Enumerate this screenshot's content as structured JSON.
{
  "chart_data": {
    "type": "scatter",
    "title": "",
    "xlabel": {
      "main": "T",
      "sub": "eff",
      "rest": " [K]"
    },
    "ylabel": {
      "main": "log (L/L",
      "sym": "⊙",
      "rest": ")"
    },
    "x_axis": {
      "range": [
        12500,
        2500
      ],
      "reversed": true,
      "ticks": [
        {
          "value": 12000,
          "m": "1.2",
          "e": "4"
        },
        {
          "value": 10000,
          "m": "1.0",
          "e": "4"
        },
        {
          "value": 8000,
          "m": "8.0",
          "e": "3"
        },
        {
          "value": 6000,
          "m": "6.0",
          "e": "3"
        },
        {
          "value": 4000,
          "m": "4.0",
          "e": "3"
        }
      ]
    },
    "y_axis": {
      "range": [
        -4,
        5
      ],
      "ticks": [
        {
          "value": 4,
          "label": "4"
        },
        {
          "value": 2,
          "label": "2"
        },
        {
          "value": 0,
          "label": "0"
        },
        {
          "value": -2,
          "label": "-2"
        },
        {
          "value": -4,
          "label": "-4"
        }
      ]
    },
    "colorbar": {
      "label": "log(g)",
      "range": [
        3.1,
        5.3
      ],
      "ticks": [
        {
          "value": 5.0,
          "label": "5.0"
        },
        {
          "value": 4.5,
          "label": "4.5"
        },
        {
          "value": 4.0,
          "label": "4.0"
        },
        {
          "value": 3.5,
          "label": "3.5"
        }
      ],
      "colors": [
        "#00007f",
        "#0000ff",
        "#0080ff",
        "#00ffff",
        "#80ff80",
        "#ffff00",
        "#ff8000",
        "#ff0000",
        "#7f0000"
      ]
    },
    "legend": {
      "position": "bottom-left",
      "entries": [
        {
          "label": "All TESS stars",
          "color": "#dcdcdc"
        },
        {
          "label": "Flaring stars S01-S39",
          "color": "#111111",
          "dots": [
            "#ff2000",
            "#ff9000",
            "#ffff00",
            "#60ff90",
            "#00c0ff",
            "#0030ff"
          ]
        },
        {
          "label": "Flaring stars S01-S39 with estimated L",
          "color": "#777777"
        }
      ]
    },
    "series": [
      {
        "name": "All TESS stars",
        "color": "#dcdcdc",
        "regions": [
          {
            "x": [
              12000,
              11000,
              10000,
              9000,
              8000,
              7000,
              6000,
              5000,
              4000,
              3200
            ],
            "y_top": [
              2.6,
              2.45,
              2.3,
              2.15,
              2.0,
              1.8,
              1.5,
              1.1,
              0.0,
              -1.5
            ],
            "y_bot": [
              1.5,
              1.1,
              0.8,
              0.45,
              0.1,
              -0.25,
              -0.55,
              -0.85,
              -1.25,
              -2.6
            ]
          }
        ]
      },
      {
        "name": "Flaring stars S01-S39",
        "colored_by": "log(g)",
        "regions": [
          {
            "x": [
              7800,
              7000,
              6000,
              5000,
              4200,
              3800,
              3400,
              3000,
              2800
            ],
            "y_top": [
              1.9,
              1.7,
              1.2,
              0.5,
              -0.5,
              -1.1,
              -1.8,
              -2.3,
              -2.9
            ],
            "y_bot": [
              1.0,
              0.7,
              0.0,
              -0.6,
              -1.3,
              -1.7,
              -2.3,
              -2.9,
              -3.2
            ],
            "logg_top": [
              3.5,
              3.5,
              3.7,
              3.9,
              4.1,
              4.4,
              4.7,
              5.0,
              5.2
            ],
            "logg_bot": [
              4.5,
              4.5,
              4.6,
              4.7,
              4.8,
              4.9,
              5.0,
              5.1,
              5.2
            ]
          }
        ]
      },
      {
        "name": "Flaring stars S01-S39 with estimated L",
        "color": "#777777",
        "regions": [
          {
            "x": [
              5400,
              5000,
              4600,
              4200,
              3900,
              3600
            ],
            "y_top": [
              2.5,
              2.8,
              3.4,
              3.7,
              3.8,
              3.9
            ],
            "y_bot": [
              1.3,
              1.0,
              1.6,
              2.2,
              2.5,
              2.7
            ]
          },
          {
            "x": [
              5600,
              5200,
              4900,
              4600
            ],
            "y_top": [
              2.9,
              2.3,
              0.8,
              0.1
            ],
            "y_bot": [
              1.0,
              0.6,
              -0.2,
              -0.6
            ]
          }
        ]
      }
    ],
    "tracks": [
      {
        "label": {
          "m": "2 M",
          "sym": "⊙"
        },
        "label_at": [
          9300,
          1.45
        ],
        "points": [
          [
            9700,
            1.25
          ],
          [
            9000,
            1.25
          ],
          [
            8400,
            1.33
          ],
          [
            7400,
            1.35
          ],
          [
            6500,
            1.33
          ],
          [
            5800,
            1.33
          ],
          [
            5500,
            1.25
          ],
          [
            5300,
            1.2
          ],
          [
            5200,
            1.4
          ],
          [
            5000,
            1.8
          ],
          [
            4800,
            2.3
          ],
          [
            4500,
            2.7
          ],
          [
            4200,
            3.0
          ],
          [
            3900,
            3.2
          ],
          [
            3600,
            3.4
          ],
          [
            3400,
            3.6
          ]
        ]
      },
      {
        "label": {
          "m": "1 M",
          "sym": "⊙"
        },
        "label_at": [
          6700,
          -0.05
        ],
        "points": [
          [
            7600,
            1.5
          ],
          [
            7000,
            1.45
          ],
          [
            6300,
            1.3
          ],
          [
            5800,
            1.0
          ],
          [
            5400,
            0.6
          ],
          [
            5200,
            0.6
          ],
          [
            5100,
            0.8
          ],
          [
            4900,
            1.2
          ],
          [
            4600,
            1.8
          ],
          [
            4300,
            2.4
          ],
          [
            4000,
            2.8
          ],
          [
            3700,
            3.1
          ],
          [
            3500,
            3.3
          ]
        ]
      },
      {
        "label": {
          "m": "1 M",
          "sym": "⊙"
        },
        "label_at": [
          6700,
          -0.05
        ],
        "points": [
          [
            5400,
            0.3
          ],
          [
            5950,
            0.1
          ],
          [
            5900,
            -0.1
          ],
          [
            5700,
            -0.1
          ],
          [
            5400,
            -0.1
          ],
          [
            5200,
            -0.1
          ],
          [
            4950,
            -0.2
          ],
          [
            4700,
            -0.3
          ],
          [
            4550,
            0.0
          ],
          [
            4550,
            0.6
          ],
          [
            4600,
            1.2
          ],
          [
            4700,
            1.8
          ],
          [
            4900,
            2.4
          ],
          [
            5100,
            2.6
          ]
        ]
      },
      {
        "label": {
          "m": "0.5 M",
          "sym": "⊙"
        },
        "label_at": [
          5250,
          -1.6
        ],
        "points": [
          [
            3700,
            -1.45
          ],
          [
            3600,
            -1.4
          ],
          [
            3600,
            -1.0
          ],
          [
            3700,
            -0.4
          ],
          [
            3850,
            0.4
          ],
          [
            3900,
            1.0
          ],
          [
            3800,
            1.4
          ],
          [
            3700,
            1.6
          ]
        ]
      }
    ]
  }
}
..............................
Objective:
Go through the records above and set each one down exactly, please.

Written solution:
Enumerate this screenshot's content as structured JSON.
{
  "chart_data": {
    "type": "scatter",
    "title": "",
    "xlabel": {
      "main": "T",
      "sub": "eff",
      "rest": " [K]"
    },
    "ylabel": {
      "main": "log (L/L",
      "sym": "⊙",
      "rest": ")"
    },
    "x_axis": {
      "range": [
        12500,
        2500
      ],
      "reversed": true,
      "ticks": [
        {
          "value": 12000,
          "m": "1.2",
          "e": "4"
        },
        {
          "value": 10000,
          "m": "1.0",
          "e": "4"
        },
        {
          "value": 8000,
          "m": "8.0",
          "e": "3"
        },
        {
          "value": 6000,
          "m": "6.0",
          "e": "3"
        },
        {
          "value": 4000,
          "m": "4.0",
          "e": "3"
        }
      ]
    },
    "y_axis": {
      "range": [
        -4,
        5
      ],
      "ticks": [
        {
          "value": 4,
          "label": "4"
        },
        {
          "value": 2,
          "label": "2"
        },
        {
          "value": 0,
          "label": "0"
        },
        {
          "value": -2,
          "label": "-2"
        },
        {
          "value": -4,
          "label": "-4"
        }
      ]
    },
    "colorbar": {
      "label": "log(g)",
      "range": [
        3.1,
        5.3
      ],
      "ticks": [
        {
          "value": 5.0,
          "label": "5.0"
        },
        {
          "value": 4.5,
          "label": "4.5"
        },
        {
          "value": 4.0,
          "label": "4.0"
        },
        {
          "value": 3.5,
          "label": "3.5"
        }
      ],
      "colors": [
        "#00007f",
        "#0000ff",
        "#0080ff",
        "#00ffff",
        "#80ff80",
        "#ffff00",
        "#ff8000",
        "#ff0000",
        "#7f0000"
      ]
    },
    "legend": {
      "position": "bottom-left",
      "entries": [
        {
          "label": "All TESS stars",
          "color": "#dcdcdc"
        },
        {
          "label": "Flaring stars S01-S39",
          "color": "#111111",
          "dots": [
            "#ff2000",
            "#ff9000",
            "#ffff00",
            "#60ff90",
            "#00c0ff",
            "#0030ff"
          ]
        },
        {
          "label": "Flaring stars S01-S39 with estimated L",
          "color": "#777777"
        }
      ]
    },
    "series": [
      {
        "name": "All TESS stars",
        "color": "#dcdcdc",
        "regions": [
          {
            "x": [
              12000,
              11000,
              10000,
              9000,
              8000,
              7000,
              6000,
              5000,
              4000,
              3200
            ],
            "y_top": [
              2.6,
              2.45,
              2.3,
              2.15,
              2.0,
              1.8,
              1.5,
              1.1,
              0.0,
              -1.5
            ],
            "y_bot": [
              1.5,
              1.1,
              0.8,
              0.45,
              0.1,
              -0.25,
              -0.55,
              -0.85,
              -1.25,
              -2.6
            ]
          }
        ]
      },
      {
        "name": "Flaring stars S01-S39",
        "colored_by": "log(g)",
        "regions": [
          {
            "x": [
              7800,
              7000,
              6000,
              5000,
              4200,
              3800,
              3400,
              3000,
              2800
            ],
            "y_top": [
              1.9,
              1.7,
              1.2,
              0.5,
              -0.5,
              -1.1,
              -1.8,
              -2.3,
              -2.9
            ],
            "y_bot": [
              1.0,
              0.7,
              0.0,
              -0.6,
              -1.3,
              -1.7,
              -2.3,
              -2.9,
              -3.2
            ],
            "logg_top": [
              3.5,
              3.5,
              3.7,
              3.9,
              4.1,
              4.4,
              4.7,
              5.0,
              5.2
            ],
            "logg_bot": [
              4.5,
              4.5,
              4.6,
              4.7,
              4.8,
              4.9,
              5.0,
              5.1,
              5.2
            ]
          }
        ]
      },
      {
        "name": "Flaring stars S01-S39 with estimated L",
        "color": "#777777",
        "regions": [
          {
            "x": [
              5400,
              5000,
              4600,
              4200,
              3900,
              3600
            ],
            "y_top": [
              2.5,
              2.8,
              3.4,
              3.7,
              3.8,
              3.9
            ],
            "y_bot": [
              1.3,
              1.0,
              1.6,
              2.2,
              2.5,
              2.7
            ]
          },
          {
            "x": [
              5600,
              5200,
              4900,
              4600
            ],
            "y_top": [
              2.9,
              2.3,
              0.8,
              0.1
            ],
            "y_bot": [
              1.0,
              0.6,
              -0.2,
              -0.6
            ]
          }
        ]
      }
    ],
    "tracks": [
      {
        "label": {
          "m": "2 M",
          "sym": "⊙"
        },
        "label_at": [
          9300,
          1.45
        ],
        "points": [
          [
            9700,
            1.25
          ],
          [
            9000,
            1.25
          ],
          [
            8400,
            1.33
          ],
          [
            7400,
            1.35
          ],
          [
            6500,
            1.33
          ],
          [
            5800,
            1.33
          ],
          [
            5500,
            1.25
          ],
          [
            5300,
            1.2
          ],
          [
            5200,
            1.4
          ],
          [
            5000,
            1.8
          ],
          [
            4800,
            2.3
          ],
          [
            4500,
            2.7
          ],
          [
            4200,
            3.0
          ],
          [
            3900,
            3.2
          ],
          [
            3600,
            3.4
          ],
          [
            3400,
            3.6
          ]
        ]
      },
      {
        "label": {
          "m": "1 M",
          "sym": "⊙"
        },
        "label_at": [
          6700,
          -0.05
        ],
        "points": [
          [
            7600,
            1.5
          ],
          [
            7000,
            1.45
          ],
          [
            6300,
            1.3
          ],
          [
            5800,
            1.0
          ],
          [
            5400,
            0.6
          ],
          [
            5200,
            0.6
          ],
          [
            5100,
            0.8
          ],
          [
            4900,
            1.2
          ],
          [
            4600,
            1.8
          ],
          [
            4300,
            2.4
          ],
          [
            4000,
            2.8
          ],
          [
            3700,
            3.1
          ],
          [
            3500,
            3.3
          ]
        ]
      },
      {
        "label": {
          "m": "1 M",
          "sym": "⊙"
        },
        "label_at": [
          6700,
          -0.05
        ],
        "points": [
          [
            5400,
            0.3
          ],
          [
            5950,
            0.1
          ],
          [
            5900,
            -0.1
          ],
          [
            5700,
            -0.1
          ],
          [
            5400,
            -0.1
          ],
          [
            5200,
            -0.1
          ],
          [
            4950,
            -0.2
          ],
          [
            4700,
            -0.3
          ],
          [
            4550,
            0.0
          ],
          [
            4550,
            0.6
          ],
          [
            4600,
            1.2
          ],
          [
            4700,
            1.8
          ],
          [
            4900,
            2.4
          ],
          [
            5100,
            2.6
          ]
        ]
      },
      {
        "label": {
          "m": "0.5 M",
          "sym": "⊙"
        },
        "label_at": [
          5250,
          -1.6
        ],
        "points": [
          [
            3700,
            -1.45
          ],
          [
            3600,
            -1.4
          ],
          [
            3600,
            -1.0
          ],
          [
            3700,
            -0.4
          ],
          [
            3850,
            0.4
          ],
          [
            3900,
            1.0
          ],
          [
            3800,
            1.4
          ],
          [
            3700,
            1.6
          ]
        ]
      }
    ]
  }
}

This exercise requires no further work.